### Prompt
No images are to be carried over; print all other material exactly as it stands.

######

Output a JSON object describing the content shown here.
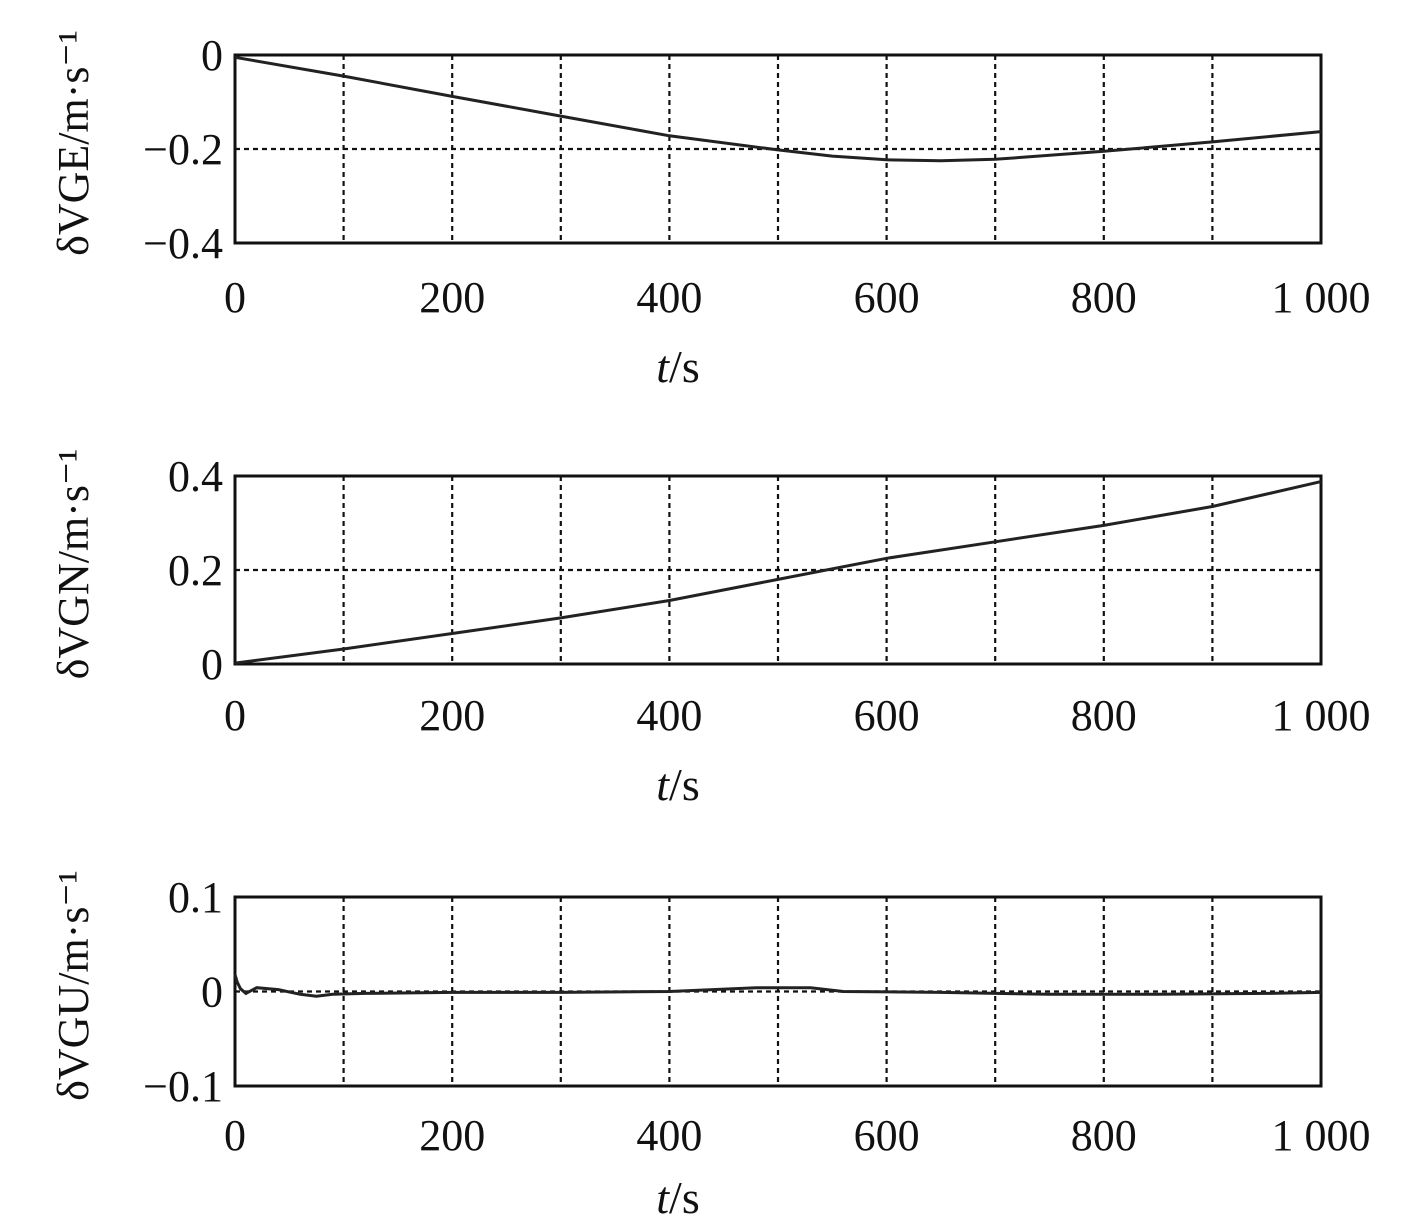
{
  "chart_data": [
    {
      "type": "line",
      "ylabel": "δVGE/m·s⁻¹",
      "xlabel": "t/s",
      "xlim": [
        0,
        1000
      ],
      "ylim": [
        -0.4,
        0
      ],
      "x_ticks": [
        "0",
        "200",
        "400",
        "600",
        "800",
        "1 000"
      ],
      "y_ticks": [
        {
          "value": 0,
          "label": "0"
        },
        {
          "value": -0.2,
          "label": "−0.2"
        },
        {
          "value": -0.4,
          "label": "−0.4"
        }
      ],
      "grid": true,
      "series": [
        {
          "x": [
            0,
            100,
            200,
            300,
            400,
            500,
            550,
            600,
            650,
            700,
            800,
            900,
            1000
          ],
          "values": [
            -0.005,
            -0.045,
            -0.088,
            -0.13,
            -0.172,
            -0.202,
            -0.215,
            -0.223,
            -0.225,
            -0.222,
            -0.205,
            -0.185,
            -0.163
          ]
        }
      ]
    },
    {
      "type": "line",
      "ylabel": "δVGN/m·s⁻¹",
      "xlabel": "t/s",
      "xlim": [
        0,
        1000
      ],
      "ylim": [
        0,
        0.4
      ],
      "x_ticks": [
        "0",
        "200",
        "400",
        "600",
        "800",
        "1 000"
      ],
      "y_ticks": [
        {
          "value": 0.4,
          "label": "0.4"
        },
        {
          "value": 0.2,
          "label": "0.2"
        },
        {
          "value": 0,
          "label": "0"
        }
      ],
      "grid": true,
      "series": [
        {
          "x": [
            0,
            100,
            200,
            300,
            400,
            500,
            600,
            700,
            800,
            900,
            1000
          ],
          "values": [
            0.002,
            0.032,
            0.065,
            0.098,
            0.135,
            0.18,
            0.225,
            0.26,
            0.295,
            0.335,
            0.388
          ]
        }
      ]
    },
    {
      "type": "line",
      "ylabel": "δVGU/m·s⁻¹",
      "xlabel": "t/s",
      "xlim": [
        0,
        1000
      ],
      "ylim": [
        -0.1,
        0.1
      ],
      "x_ticks": [
        "0",
        "200",
        "400",
        "600",
        "800",
        "1 000"
      ],
      "y_ticks": [
        {
          "value": 0.1,
          "label": "0.1"
        },
        {
          "value": 0,
          "label": "0"
        },
        {
          "value": -0.1,
          "label": "−0.1"
        }
      ],
      "grid": true,
      "series": [
        {
          "x": [
            0,
            2,
            5,
            10,
            20,
            40,
            60,
            75,
            90,
            120,
            200,
            300,
            400,
            480,
            500,
            530,
            560,
            650,
            750,
            850,
            950,
            1000
          ],
          "values": [
            0.018,
            0.01,
            0.003,
            -0.002,
            0.004,
            0.002,
            -0.003,
            -0.005,
            -0.003,
            -0.002,
            -0.001,
            -0.001,
            0.0,
            0.004,
            0.004,
            0.004,
            0.0,
            -0.001,
            -0.003,
            -0.003,
            -0.002,
            -0.001
          ]
        }
      ]
    }
  ]
}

######

### Answer to the exercise
Output a JSON object describing the content shown here.
{
  "chart_data": [
    {
      "type": "line",
      "ylabel": "δVGE/m·s⁻¹",
      "xlabel": "t/s",
      "xlim": [
        0,
        1000
      ],
      "ylim": [
        -0.4,
        0
      ],
      "x_ticks": [
        "0",
        "200",
        "400",
        "600",
        "800",
        "1 000"
      ],
      "y_ticks": [
        {
          "value": 0,
          "label": "0"
        },
        {
          "value": -0.2,
          "label": "−0.2"
        },
        {
          "value": -0.4,
          "label": "−0.4"
        }
      ],
      "grid": true,
      "series": [
        {
          "x": [
            0,
            100,
            200,
            300,
            400,
            500,
            550,
            600,
            650,
            700,
            800,
            900,
            1000
          ],
          "values": [
            -0.005,
            -0.045,
            -0.088,
            -0.13,
            -0.172,
            -0.202,
            -0.215,
            -0.223,
            -0.225,
            -0.222,
            -0.205,
            -0.185,
            -0.163
          ]
        }
      ]
    },
    {
      "type": "line",
      "ylabel": "δVGN/m·s⁻¹",
      "xlabel": "t/s",
      "xlim": [
        0,
        1000
      ],
      "ylim": [
        0,
        0.4
      ],
      "x_ticks": [
        "0",
        "200",
        "400",
        "600",
        "800",
        "1 000"
      ],
      "y_ticks": [
        {
          "value": 0.4,
          "label": "0.4"
        },
        {
          "value": 0.2,
          "label": "0.2"
        },
        {
          "value": 0,
          "label": "0"
        }
      ],
      "grid": true,
      "series": [
        {
          "x": [
            0,
            100,
            200,
            300,
            400,
            500,
            600,
            700,
            800,
            900,
            1000
          ],
          "values": [
            0.002,
            0.032,
            0.065,
            0.098,
            0.135,
            0.18,
            0.225,
            0.26,
            0.295,
            0.335,
            0.388
          ]
        }
      ]
    },
    {
      "type": "line",
      "ylabel": "δVGU/m·s⁻¹",
      "xlabel": "t/s",
      "xlim": [
        0,
        1000
      ],
      "ylim": [
        -0.1,
        0.1
      ],
      "x_ticks": [
        "0",
        "200",
        "400",
        "600",
        "800",
        "1 000"
      ],
      "y_ticks": [
        {
          "value": 0.1,
          "label": "0.1"
        },
        {
          "value": 0,
          "label": "0"
        },
        {
          "value": -0.1,
          "label": "−0.1"
        }
      ],
      "grid": true,
      "series": [
        {
          "x": [
            0,
            2,
            5,
            10,
            20,
            40,
            60,
            75,
            90,
            120,
            200,
            300,
            400,
            480,
            500,
            530,
            560,
            650,
            750,
            850,
            950,
            1000
          ],
          "values": [
            0.018,
            0.01,
            0.003,
            -0.002,
            0.004,
            0.002,
            -0.003,
            -0.005,
            -0.003,
            -0.002,
            -0.001,
            -0.001,
            0.0,
            0.004,
            0.004,
            0.004,
            0.0,
            -0.001,
            -0.003,
            -0.003,
            -0.002,
            -0.001
          ]
        }
      ]
    }
  ]
}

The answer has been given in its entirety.